Kathryn Campbell is a partner in the Firm’s London office. She has extensive experience with securities offerings and transactions in the United States by non-U.S. companies, representing issuers as well as underwriters. Ms. Campbell’s experience includes public SEC-registered equity and debt offerings, Rule 144A offerings, including IPOs, sovereign debt programmes, private placements and other funding transactions, as well as cross-border mergers, acquisitions, dispositions and tender offers. In addition, she works closely with corporate clients, regularly advising on U.S. securities law matters, SEC reporting, NYSE listing and corporate governance matters.

Ms. Campbell regularly advises on U.S. securities law developments relating to foreign private issuers, including oil and gas reporting and the disclosure requirements for SEC reporting companies. She is involved in preparing Firm memoranda to clients and comment letters on SEC rule releases, and she speaks at various professional and educational forums on corporate governance, oil and gas reserves reporting and securities law topics. 
 
Ms. Campbell is a member of the UN Economic Commission for Europe–Expert Group on Resource Management and the sub-group on Social and Environmental Conditions and the Commercial Working Group.
 
Ms. Campbell is a member of the New York Bar and the Law Society of England and Wales.

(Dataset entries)
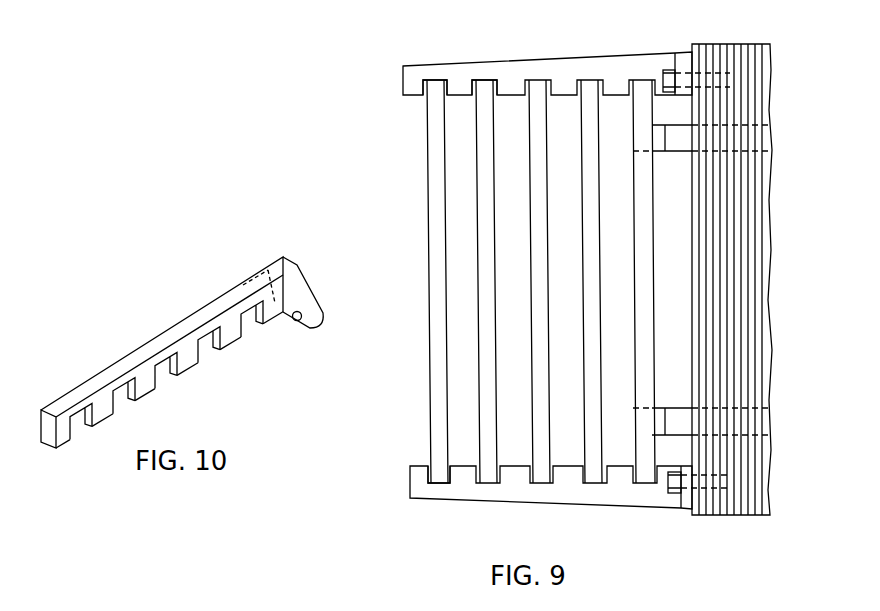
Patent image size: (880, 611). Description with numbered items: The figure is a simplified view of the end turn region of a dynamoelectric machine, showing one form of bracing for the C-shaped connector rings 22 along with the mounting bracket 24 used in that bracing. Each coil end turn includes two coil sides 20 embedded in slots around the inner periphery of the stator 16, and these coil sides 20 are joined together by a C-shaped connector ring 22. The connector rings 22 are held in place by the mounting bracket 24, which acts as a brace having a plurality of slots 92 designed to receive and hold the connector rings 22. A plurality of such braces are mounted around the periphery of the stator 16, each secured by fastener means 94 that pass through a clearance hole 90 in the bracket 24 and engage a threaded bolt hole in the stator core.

In FIG. 9, the stator 16 is at (713, 44).
In FIG. 9, the coil sides 20 is at (676, 140).
In FIG. 9, the C-shaped connector ring 22 is at (485, 337).
In FIG. 9, the mounting bracket 24 is at (536, 60).
In FIG. 10, the mounting bracket 24 is at (162, 352).
In FIG. 10, the clearance hole 90 is at (297, 322).
In FIG. 9, the slots 92 is at (481, 79).
In FIG. 10, the slots 92 is at (162, 383).
In FIG. 9, the fastener means 94 is at (666, 72).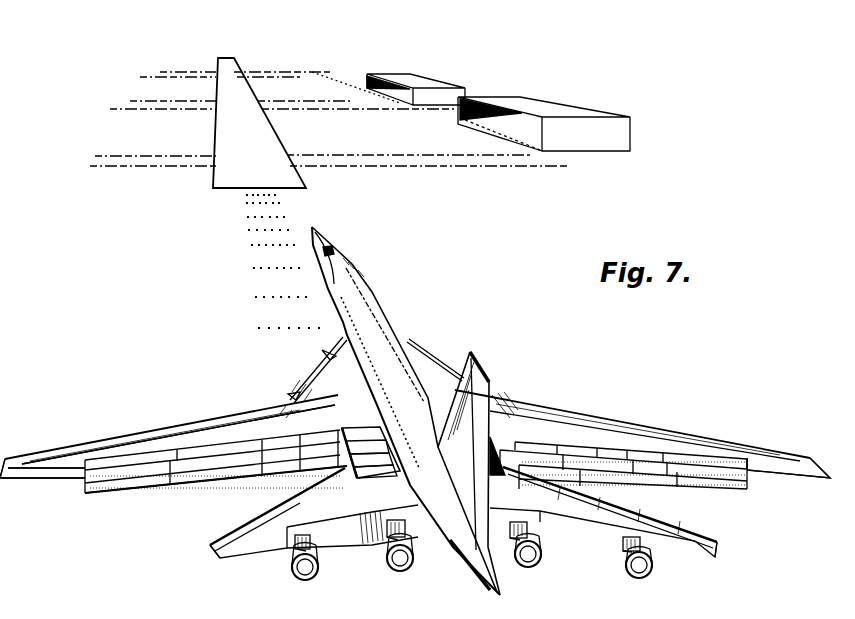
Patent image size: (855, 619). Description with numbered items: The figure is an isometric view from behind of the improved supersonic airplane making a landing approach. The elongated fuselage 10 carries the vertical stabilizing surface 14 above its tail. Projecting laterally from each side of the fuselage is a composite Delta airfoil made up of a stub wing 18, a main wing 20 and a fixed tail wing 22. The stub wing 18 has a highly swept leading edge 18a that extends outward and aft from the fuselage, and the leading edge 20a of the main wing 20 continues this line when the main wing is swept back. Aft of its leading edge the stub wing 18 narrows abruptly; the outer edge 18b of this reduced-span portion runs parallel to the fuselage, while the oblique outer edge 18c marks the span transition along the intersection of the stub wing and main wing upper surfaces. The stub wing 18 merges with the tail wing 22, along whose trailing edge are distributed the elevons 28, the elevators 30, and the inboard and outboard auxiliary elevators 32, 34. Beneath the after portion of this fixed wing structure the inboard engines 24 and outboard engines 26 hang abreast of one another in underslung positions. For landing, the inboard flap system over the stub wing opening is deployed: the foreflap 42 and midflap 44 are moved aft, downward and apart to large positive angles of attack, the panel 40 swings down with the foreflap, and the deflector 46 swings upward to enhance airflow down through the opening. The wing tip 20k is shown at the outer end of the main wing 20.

The fuselage 10 is at (366, 276).
The vertical stabilizing surface 14 is at (480, 360).
The stub wing 18 is at (437, 378).
The leading edge of stub wing 18a is at (326, 352).
The outer edge of reduced span portion 18b is at (379, 447).
The outer edge of stub wing transition 18c is at (291, 396).
The main wing 20 is at (415, 454).
The leading edge of main wing 20a is at (200, 424).
The wing tip 20k is at (45, 473).
The tail wing 22 is at (475, 528).
The inboard engines 24 is at (493, 564).
The outboard engines 26 is at (301, 582).
The elevons 28 is at (215, 549).
The elevators 30 is at (362, 546).
The inboard auxiliary elevators 32 is at (412, 528).
The outboard auxiliary elevators 34 is at (320, 553).
The panel 40 is at (380, 383).
The foreflap 42 is at (383, 452).
The midflap 44 is at (388, 460).
The deflector 46 is at (384, 473).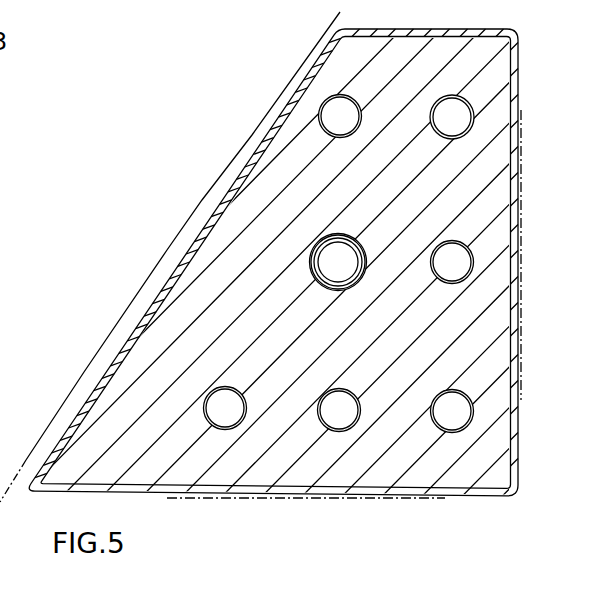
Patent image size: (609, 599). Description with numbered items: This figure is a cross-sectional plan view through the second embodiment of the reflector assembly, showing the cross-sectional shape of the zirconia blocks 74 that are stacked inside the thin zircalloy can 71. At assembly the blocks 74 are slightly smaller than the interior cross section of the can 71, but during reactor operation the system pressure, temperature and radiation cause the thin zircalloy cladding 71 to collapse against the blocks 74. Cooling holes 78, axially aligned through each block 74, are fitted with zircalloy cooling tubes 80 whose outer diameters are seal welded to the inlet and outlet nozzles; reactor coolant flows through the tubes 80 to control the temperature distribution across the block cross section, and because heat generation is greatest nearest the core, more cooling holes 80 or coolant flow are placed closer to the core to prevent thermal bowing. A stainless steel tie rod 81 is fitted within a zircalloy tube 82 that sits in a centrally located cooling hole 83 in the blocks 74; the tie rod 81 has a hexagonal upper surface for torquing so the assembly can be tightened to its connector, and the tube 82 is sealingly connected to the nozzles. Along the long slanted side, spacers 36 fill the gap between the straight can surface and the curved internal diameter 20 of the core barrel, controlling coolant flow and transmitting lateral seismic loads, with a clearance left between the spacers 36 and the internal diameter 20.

The internal diameter of the core barrel 20 is at (12, 485).
The spacer 36 is at (213, 195).
The zircalloy can 71 is at (518, 238).
The zirconia block 74 is at (292, 157).
The cooling hole 78 is at (460, 130).
The zircalloy cooling tube 80 is at (486, 83).
The stainless steel tie rod 81 is at (347, 270).
The zircalloy tube 82 is at (338, 234).
The centrally located cooling hole 83 is at (361, 250).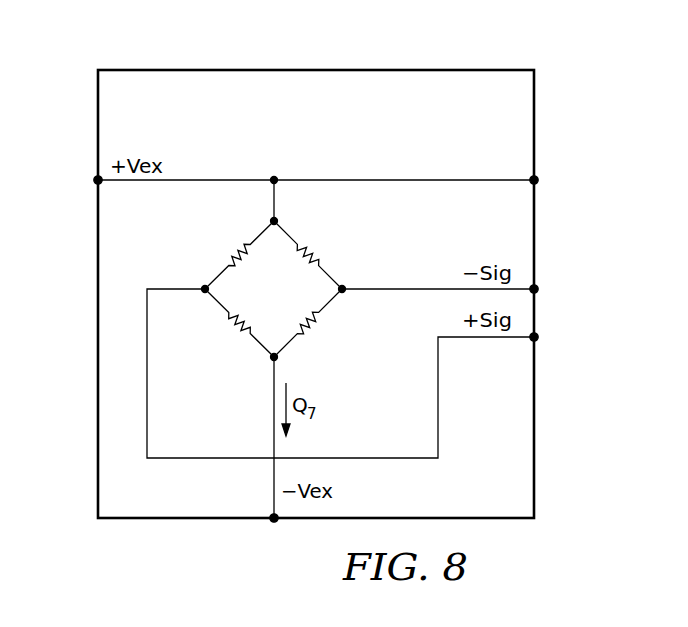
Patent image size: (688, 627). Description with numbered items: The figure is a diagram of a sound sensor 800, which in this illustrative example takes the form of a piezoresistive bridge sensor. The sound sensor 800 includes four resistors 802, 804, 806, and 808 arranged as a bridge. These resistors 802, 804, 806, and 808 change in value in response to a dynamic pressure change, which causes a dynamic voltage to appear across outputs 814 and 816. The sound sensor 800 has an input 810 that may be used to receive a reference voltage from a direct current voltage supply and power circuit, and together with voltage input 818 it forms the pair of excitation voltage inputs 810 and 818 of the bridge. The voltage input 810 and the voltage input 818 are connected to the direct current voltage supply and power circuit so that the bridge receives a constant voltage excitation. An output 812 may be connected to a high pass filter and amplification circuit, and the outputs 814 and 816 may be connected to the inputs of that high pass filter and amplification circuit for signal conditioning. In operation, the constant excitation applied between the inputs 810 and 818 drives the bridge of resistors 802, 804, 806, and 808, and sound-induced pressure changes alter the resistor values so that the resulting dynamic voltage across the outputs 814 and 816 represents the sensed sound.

The sound sensor 800 is at (374, 70).
The resistor 802 is at (238, 248).
The resistor 804 is at (313, 248).
The resistor 806 is at (235, 328).
The resistor 808 is at (313, 328).
The input 810 is at (92, 175).
The output 812 is at (541, 176).
The output 814 is at (541, 285).
The output 816 is at (541, 343).
The voltage input 818 is at (271, 525).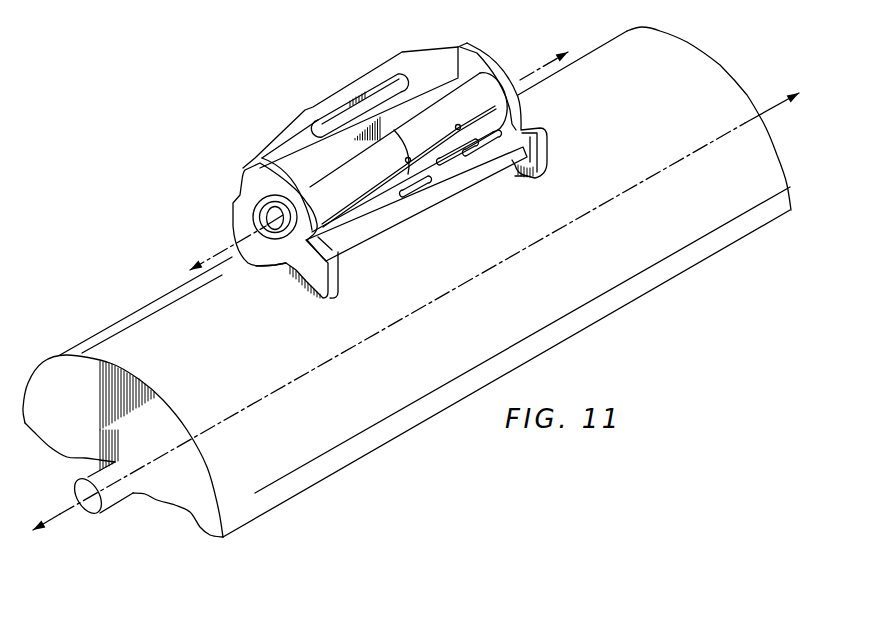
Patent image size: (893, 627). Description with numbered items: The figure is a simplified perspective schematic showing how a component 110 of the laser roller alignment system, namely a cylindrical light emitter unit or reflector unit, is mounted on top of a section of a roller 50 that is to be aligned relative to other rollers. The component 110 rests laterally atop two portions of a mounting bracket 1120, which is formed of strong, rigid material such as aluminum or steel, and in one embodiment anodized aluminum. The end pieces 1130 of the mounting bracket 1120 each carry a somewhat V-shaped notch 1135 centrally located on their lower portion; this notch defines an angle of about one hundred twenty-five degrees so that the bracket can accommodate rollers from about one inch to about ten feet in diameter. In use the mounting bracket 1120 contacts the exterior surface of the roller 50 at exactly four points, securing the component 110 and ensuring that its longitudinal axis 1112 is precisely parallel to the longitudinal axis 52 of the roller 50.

The component of the laser roller alignment system 110 is at (422, 178).
The roller 50 is at (411, 282).
The longitudinal axis of the roller 52 is at (55, 508).
The longitudinal axis of the alignment component 1112 is at (215, 253).
The mounting bracket 1120 is at (560, 110).
The end pieces of the mounting bracket 1130 is at (548, 157).
The V-shaped notch 1135 is at (268, 265).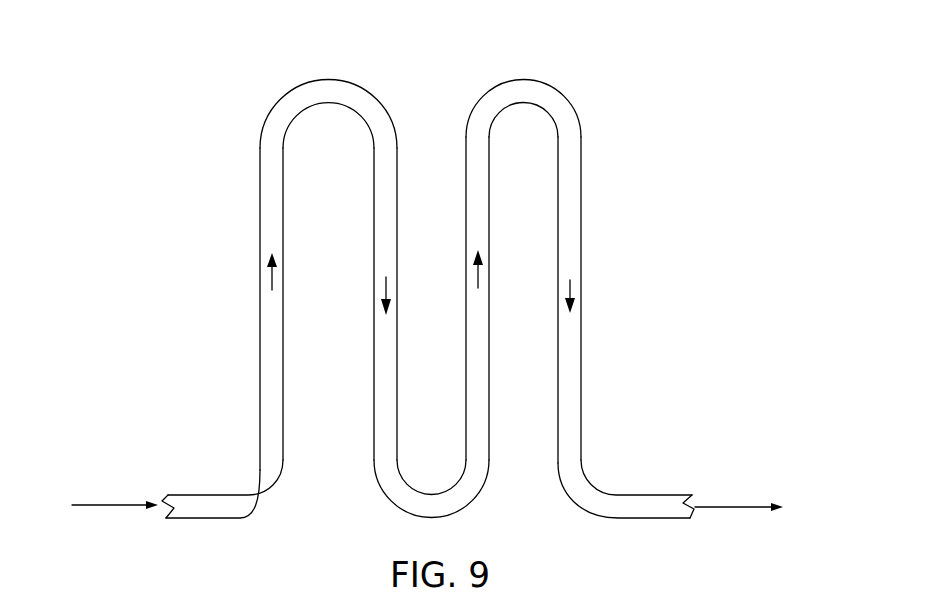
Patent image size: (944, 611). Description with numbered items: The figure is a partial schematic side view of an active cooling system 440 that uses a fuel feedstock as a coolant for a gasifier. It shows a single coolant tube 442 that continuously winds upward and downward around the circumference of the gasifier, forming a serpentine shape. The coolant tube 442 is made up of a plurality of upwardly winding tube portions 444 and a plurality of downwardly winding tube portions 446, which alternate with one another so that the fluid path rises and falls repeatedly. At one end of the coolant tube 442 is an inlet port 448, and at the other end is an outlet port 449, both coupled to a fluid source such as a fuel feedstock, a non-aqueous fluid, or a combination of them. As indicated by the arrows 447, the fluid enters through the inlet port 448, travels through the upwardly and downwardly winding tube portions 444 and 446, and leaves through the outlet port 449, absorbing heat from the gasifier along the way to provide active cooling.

The active cooling system 440 is at (601, 33).
The coolant tube 442 is at (581, 132).
The upwardly winding tube portions 444 is at (260, 132).
The downwardly winding tube portions 446 is at (396, 132).
The arrows 447 is at (270, 279).
The inlet port 448 is at (182, 495).
The outlet port 449 is at (664, 494).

**Aim of the exercise:**
Reproduce the passage from the profile of Kathryn Campbell that begins with the words "Ms. Campbell is a member of the UN" and ends after the words "England and Wales.".

**Written answer:**
Ms. Campbell is a member of the UN Economic Commission for Europe–Expert Group on Resource Management and the sub-group on Social and Environmental Conditions and the Commercial Working Group.
 
Ms. Campbell is a member of the New York Bar and the Law Society of England and Wales.